'''
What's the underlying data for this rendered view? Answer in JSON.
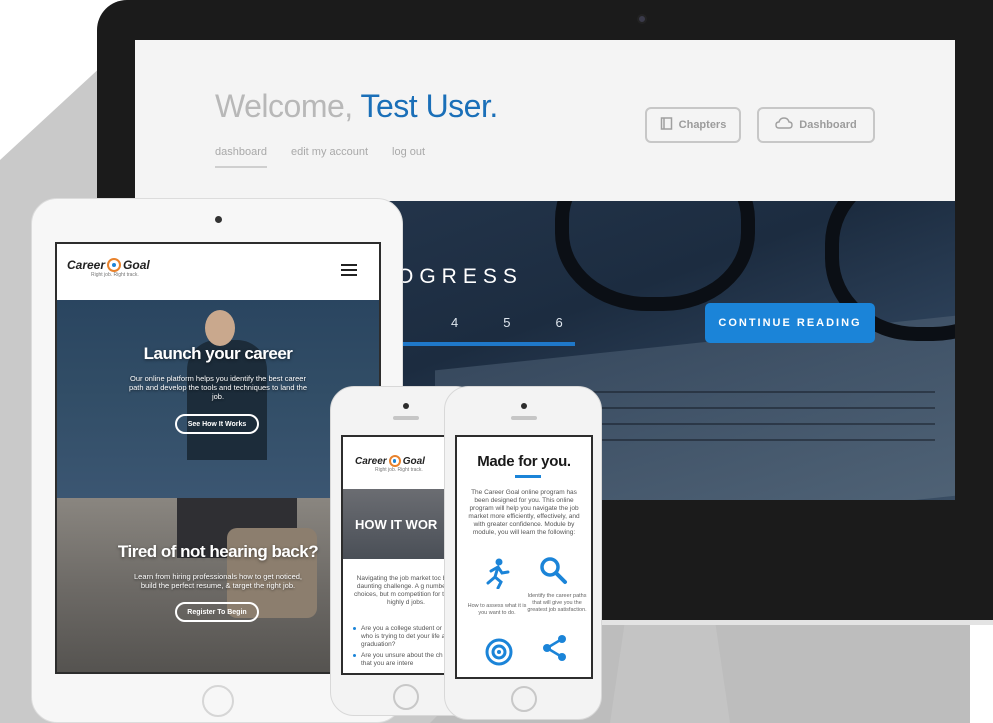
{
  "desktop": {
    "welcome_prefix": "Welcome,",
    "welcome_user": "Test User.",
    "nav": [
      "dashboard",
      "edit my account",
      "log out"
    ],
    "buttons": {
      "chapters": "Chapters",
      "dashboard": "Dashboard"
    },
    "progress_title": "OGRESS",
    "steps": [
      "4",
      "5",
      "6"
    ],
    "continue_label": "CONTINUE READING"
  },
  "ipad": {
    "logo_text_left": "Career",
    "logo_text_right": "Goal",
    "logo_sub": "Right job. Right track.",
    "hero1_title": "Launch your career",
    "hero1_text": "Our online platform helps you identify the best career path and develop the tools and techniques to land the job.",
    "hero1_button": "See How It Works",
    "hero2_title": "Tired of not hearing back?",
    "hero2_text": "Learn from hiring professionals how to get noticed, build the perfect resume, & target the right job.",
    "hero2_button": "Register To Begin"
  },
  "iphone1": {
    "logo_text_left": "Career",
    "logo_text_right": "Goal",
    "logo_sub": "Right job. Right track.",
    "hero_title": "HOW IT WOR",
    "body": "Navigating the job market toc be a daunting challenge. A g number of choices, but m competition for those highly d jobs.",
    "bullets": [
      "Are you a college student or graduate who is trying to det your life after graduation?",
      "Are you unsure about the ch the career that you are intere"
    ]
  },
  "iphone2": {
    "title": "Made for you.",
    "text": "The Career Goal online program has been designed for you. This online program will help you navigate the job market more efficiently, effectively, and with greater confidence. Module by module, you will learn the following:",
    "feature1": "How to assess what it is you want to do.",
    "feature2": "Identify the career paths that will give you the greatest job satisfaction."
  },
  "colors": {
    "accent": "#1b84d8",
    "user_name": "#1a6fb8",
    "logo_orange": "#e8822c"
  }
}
'''
'''
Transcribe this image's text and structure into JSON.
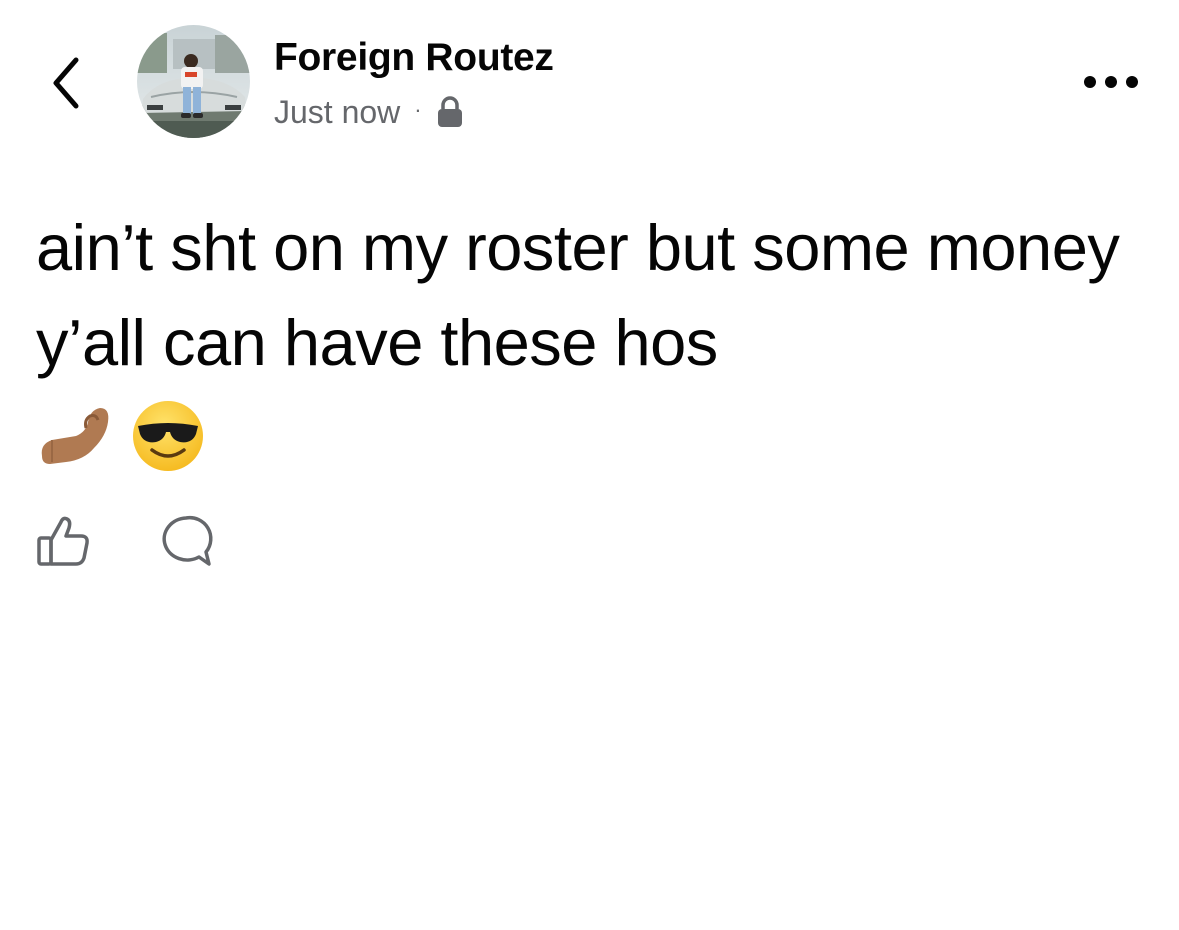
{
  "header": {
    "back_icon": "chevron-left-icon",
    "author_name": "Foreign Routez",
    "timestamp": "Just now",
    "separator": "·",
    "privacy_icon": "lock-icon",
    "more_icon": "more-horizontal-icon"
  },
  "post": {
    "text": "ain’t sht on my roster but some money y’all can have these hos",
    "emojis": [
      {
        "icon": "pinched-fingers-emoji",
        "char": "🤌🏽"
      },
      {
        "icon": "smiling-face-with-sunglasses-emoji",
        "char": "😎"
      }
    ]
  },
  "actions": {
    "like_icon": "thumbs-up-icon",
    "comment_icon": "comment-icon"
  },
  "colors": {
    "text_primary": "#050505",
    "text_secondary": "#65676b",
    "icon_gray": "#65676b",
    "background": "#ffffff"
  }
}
'''
SET EXERCISE: Look through the material above. Copy each line where the word "more" appears.

TASK OUTPUT:
    "text": "The Career Goal online program has been designed for you. This online program will help you navigate the job market more efficiently, effectively, and with greater confidence. Module by module, you will learn the following:",
    "more_icon": "more-horizontal-icon"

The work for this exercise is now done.